Stated task -
Give back the records below exactly, every one, with no pictures.

(Dataset records)
= = = = = = =

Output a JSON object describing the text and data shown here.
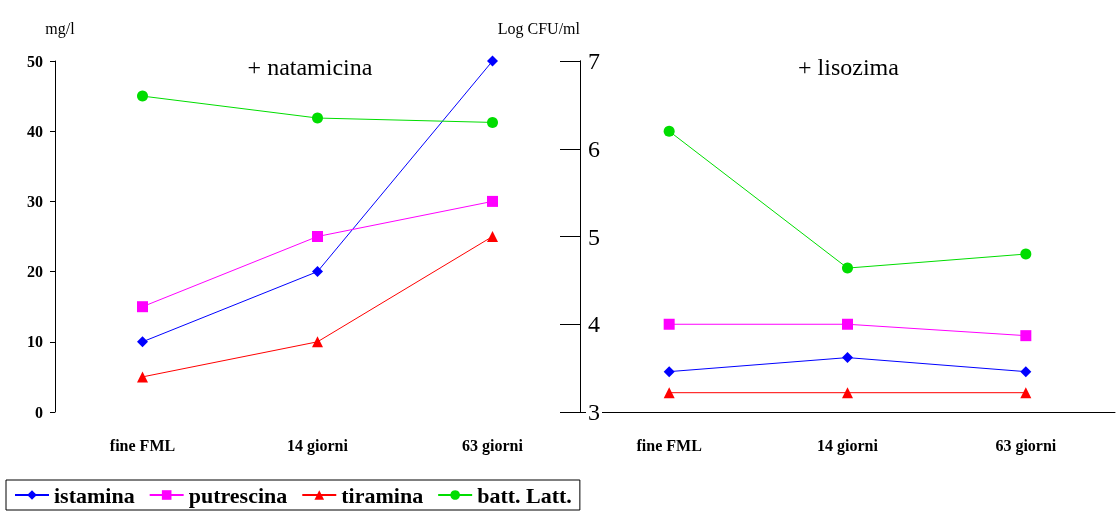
{
  "chart_data": [
    {
      "type": "line",
      "title": "+ natamicina",
      "ylabel": "mg/l",
      "y2label": "Log CFU/ml",
      "categories": [
        "fine FML",
        "14 giorni",
        "63 giorni"
      ],
      "ylim": [
        0,
        50
      ],
      "yticks": [
        0,
        10,
        20,
        30,
        40,
        50
      ],
      "y2lim": [
        3,
        7
      ],
      "y2ticks": [
        3,
        4,
        5,
        6,
        7
      ],
      "legend": "bottom",
      "grid": false,
      "series": [
        {
          "name": "istamina",
          "color": "#0000ff",
          "marker": "diamond",
          "values": [
            10,
            20,
            50
          ]
        },
        {
          "name": "putrescina",
          "color": "#ff00ff",
          "marker": "square",
          "values": [
            15,
            25,
            30
          ]
        },
        {
          "name": "tiramina",
          "color": "#ff0000",
          "marker": "triangle",
          "values": [
            5,
            10,
            25
          ]
        },
        {
          "name": "batt. Latt.",
          "color": "#00dd00",
          "marker": "circle",
          "axis": "y2",
          "values": [
            6.6,
            6.35,
            6.3
          ]
        }
      ]
    },
    {
      "type": "line",
      "title": "+ lisozima",
      "categories": [
        "fine FML",
        "14 giorni",
        "63 giorni"
      ],
      "ylim": [
        3,
        7
      ],
      "yticks": [
        3,
        4,
        5,
        6,
        7
      ],
      "tick_labels": "x",
      "legend": false,
      "grid": false,
      "series": [
        {
          "color": "#0000ff",
          "marker": "diamond",
          "values": [
            3.46,
            3.62,
            3.46
          ]
        },
        {
          "color": "#ff00ff",
          "marker": "square",
          "values": [
            4.0,
            4.0,
            3.87
          ]
        },
        {
          "color": "#ff0000",
          "marker": "triangle",
          "values": [
            3.22,
            3.22,
            3.22
          ]
        },
        {
          "color": "#00dd00",
          "marker": "circle",
          "values": [
            6.2,
            4.64,
            4.8
          ]
        }
      ]
    }
  ]
}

= = = = = = =

Exercise response -
Output a JSON object describing the text and data shown here.
{
  "chart_data": [
    {
      "type": "line",
      "title": "+ natamicina",
      "ylabel": "mg/l",
      "y2label": "Log CFU/ml",
      "categories": [
        "fine FML",
        "14 giorni",
        "63 giorni"
      ],
      "ylim": [
        0,
        50
      ],
      "yticks": [
        0,
        10,
        20,
        30,
        40,
        50
      ],
      "y2lim": [
        3,
        7
      ],
      "y2ticks": [
        3,
        4,
        5,
        6,
        7
      ],
      "legend": "bottom",
      "grid": false,
      "series": [
        {
          "name": "istamina",
          "color": "#0000ff",
          "marker": "diamond",
          "values": [
            10,
            20,
            50
          ]
        },
        {
          "name": "putrescina",
          "color": "#ff00ff",
          "marker": "square",
          "values": [
            15,
            25,
            30
          ]
        },
        {
          "name": "tiramina",
          "color": "#ff0000",
          "marker": "triangle",
          "values": [
            5,
            10,
            25
          ]
        },
        {
          "name": "batt. Latt.",
          "color": "#00dd00",
          "marker": "circle",
          "axis": "y2",
          "values": [
            6.6,
            6.35,
            6.3
          ]
        }
      ]
    },
    {
      "type": "line",
      "title": "+ lisozima",
      "categories": [
        "fine FML",
        "14 giorni",
        "63 giorni"
      ],
      "ylim": [
        3,
        7
      ],
      "yticks": [
        3,
        4,
        5,
        6,
        7
      ],
      "tick_labels": "x",
      "legend": false,
      "grid": false,
      "series": [
        {
          "color": "#0000ff",
          "marker": "diamond",
          "values": [
            3.46,
            3.62,
            3.46
          ]
        },
        {
          "color": "#ff00ff",
          "marker": "square",
          "values": [
            4.0,
            4.0,
            3.87
          ]
        },
        {
          "color": "#ff0000",
          "marker": "triangle",
          "values": [
            3.22,
            3.22,
            3.22
          ]
        },
        {
          "color": "#00dd00",
          "marker": "circle",
          "values": [
            6.2,
            4.64,
            4.8
          ]
        }
      ]
    }
  ]
}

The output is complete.